_Work required_. Would you quote the material below in full and unchanged?

_Data shown_.

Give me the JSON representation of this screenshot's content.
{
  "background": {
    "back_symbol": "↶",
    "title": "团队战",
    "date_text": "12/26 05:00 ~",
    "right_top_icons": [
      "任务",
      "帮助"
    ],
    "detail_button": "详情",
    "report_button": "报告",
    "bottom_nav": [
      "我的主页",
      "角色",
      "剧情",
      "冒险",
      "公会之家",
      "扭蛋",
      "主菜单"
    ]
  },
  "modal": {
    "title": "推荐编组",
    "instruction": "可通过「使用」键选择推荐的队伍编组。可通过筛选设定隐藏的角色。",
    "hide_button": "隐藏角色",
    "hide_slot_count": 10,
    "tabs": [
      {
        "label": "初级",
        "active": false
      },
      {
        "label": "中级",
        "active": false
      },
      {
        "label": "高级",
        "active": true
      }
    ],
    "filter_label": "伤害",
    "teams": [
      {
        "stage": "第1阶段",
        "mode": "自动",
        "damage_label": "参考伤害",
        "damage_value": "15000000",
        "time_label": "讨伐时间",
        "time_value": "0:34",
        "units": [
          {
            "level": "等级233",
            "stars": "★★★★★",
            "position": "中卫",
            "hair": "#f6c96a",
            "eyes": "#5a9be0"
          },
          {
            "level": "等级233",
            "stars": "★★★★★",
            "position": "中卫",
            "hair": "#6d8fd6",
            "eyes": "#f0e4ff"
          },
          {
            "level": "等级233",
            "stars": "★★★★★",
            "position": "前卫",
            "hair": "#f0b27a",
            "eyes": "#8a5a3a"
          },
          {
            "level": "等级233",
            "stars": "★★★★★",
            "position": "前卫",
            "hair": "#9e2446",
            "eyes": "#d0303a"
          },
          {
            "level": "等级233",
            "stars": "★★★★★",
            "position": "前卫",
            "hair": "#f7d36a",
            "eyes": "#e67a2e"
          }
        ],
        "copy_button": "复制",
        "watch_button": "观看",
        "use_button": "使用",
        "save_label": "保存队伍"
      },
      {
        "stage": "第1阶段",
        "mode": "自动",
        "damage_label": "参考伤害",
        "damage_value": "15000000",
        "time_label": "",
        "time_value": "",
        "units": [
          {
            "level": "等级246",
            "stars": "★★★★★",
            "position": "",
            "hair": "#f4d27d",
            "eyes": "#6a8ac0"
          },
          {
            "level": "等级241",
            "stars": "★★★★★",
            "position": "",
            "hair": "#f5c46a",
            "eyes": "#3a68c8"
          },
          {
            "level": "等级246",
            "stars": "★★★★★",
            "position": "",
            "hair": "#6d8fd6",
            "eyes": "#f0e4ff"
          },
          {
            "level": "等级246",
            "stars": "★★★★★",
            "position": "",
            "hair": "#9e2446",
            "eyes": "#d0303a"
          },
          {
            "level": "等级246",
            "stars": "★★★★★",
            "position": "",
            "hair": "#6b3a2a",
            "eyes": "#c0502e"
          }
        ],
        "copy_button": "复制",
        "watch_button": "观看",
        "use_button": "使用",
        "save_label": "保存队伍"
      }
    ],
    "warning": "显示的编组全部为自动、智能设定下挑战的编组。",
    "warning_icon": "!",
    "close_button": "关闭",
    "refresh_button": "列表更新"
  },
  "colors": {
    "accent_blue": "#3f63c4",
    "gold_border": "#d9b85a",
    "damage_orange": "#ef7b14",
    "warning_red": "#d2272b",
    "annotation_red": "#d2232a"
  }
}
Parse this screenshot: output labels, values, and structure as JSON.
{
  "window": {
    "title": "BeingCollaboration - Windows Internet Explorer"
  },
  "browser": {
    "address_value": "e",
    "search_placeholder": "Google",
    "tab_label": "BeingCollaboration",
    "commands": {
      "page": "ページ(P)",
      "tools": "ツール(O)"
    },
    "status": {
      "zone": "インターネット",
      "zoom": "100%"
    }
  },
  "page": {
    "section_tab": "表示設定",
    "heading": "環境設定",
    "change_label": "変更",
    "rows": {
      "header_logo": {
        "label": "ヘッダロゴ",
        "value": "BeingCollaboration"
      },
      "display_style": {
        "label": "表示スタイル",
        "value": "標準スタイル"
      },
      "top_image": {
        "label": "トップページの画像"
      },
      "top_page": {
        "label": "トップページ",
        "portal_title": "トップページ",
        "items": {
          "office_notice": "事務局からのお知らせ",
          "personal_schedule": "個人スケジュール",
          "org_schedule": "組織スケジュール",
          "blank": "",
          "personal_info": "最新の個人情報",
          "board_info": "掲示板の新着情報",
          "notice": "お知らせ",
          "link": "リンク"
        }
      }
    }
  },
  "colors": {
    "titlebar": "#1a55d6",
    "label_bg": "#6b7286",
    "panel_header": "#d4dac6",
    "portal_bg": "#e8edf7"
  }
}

_Result_.
Give me the JSON representation of this screenshot's content.
{
  "background": {
    "back_symbol": "↶",
    "title": "团队战",
    "date_text": "12/26 05:00 ~",
    "right_top_icons": [
      "任务",
      "帮助"
    ],
    "detail_button": "详情",
    "report_button": "报告",
    "bottom_nav": [
      "我的主页",
      "角色",
      "剧情",
      "冒险",
      "公会之家",
      "扭蛋",
      "主菜单"
    ]
  },
  "modal": {
    "title": "推荐编组",
    "instruction": "可通过「使用」键选择推荐的队伍编组。可通过筛选设定隐藏的角色。",
    "hide_button": "隐藏角色",
    "hide_slot_count": 10,
    "tabs": [
      {
        "label": "初级",
        "active": false
      },
      {
        "label": "中级",
        "active": false
      },
      {
        "label": "高级",
        "active": true
      }
    ],
    "filter_label": "伤害",
    "teams": [
      {
        "stage": "第1阶段",
        "mode": "自动",
        "damage_label": "参考伤害",
        "damage_value": "15000000",
        "time_label": "讨伐时间",
        "time_value": "0:34",
        "units": [
          {
            "level": "等级233",
            "stars": "★★★★★",
            "position": "中卫",
            "hair": "#f6c96a",
            "eyes": "#5a9be0"
          },
          {
            "level": "等级233",
            "stars": "★★★★★",
            "position": "中卫",
            "hair": "#6d8fd6",
            "eyes": "#f0e4ff"
          },
          {
            "level": "等级233",
            "stars": "★★★★★",
            "position": "前卫",
            "hair": "#f0b27a",
            "eyes": "#8a5a3a"
          },
          {
            "level": "等级233",
            "stars": "★★★★★",
            "position": "前卫",
            "hair": "#9e2446",
            "eyes": "#d0303a"
          },
          {
            "level": "等级233",
            "stars": "★★★★★",
            "position": "前卫",
            "hair": "#f7d36a",
            "eyes": "#e67a2e"
          }
        ],
        "copy_button": "复制",
        "watch_button": "观看",
        "use_button": "使用",
        "save_label": "保存队伍"
      },
      {
        "stage": "第1阶段",
        "mode": "自动",
        "damage_label": "参考伤害",
        "damage_value": "15000000",
        "time_label": "",
        "time_value": "",
        "units": [
          {
            "level": "等级246",
            "stars": "★★★★★",
            "position": "",
            "hair": "#f4d27d",
            "eyes": "#6a8ac0"
          },
          {
            "level": "等级241",
            "stars": "★★★★★",
            "position": "",
            "hair": "#f5c46a",
            "eyes": "#3a68c8"
          },
          {
            "level": "等级246",
            "stars": "★★★★★",
            "position": "",
            "hair": "#6d8fd6",
            "eyes": "#f0e4ff"
          },
          {
            "level": "等级246",
            "stars": "★★★★★",
            "position": "",
            "hair": "#9e2446",
            "eyes": "#d0303a"
          },
          {
            "level": "等级246",
            "stars": "★★★★★",
            "position": "",
            "hair": "#6b3a2a",
            "eyes": "#c0502e"
          }
        ],
        "copy_button": "复制",
        "watch_button": "观看",
        "use_button": "使用",
        "save_label": "保存队伍"
      }
    ],
    "warning": "显示的编组全部为自动、智能设定下挑战的编组。",
    "warning_icon": "!",
    "close_button": "关闭",
    "refresh_button": "列表更新"
  },
  "colors": {
    "accent_blue": "#3f63c4",
    "gold_border": "#d9b85a",
    "damage_orange": "#ef7b14",
    "warning_red": "#d2272b",
    "annotation_red": "#d2232a"
  }
}
Parse this screenshot: output labels, values, and structure as JSON.
{
  "window": {
    "title": "BeingCollaboration - Windows Internet Explorer"
  },
  "browser": {
    "address_value": "e",
    "search_placeholder": "Google",
    "tab_label": "BeingCollaboration",
    "commands": {
      "page": "ページ(P)",
      "tools": "ツール(O)"
    },
    "status": {
      "zone": "インターネット",
      "zoom": "100%"
    }
  },
  "page": {
    "section_tab": "表示設定",
    "heading": "環境設定",
    "change_label": "変更",
    "rows": {
      "header_logo": {
        "label": "ヘッダロゴ",
        "value": "BeingCollaboration"
      },
      "display_style": {
        "label": "表示スタイル",
        "value": "標準スタイル"
      },
      "top_image": {
        "label": "トップページの画像"
      },
      "top_page": {
        "label": "トップページ",
        "portal_title": "トップページ",
        "items": {
          "office_notice": "事務局からのお知らせ",
          "personal_schedule": "個人スケジュール",
          "org_schedule": "組織スケジュール",
          "blank": "",
          "personal_info": "最新の個人情報",
          "board_info": "掲示板の新着情報",
          "notice": "お知らせ",
          "link": "リンク"
        }
      }
    }
  },
  "colors": {
    "titlebar": "#1a55d6",
    "label_bg": "#6b7286",
    "panel_header": "#d4dac6",
    "portal_bg": "#e8edf7"
  }
}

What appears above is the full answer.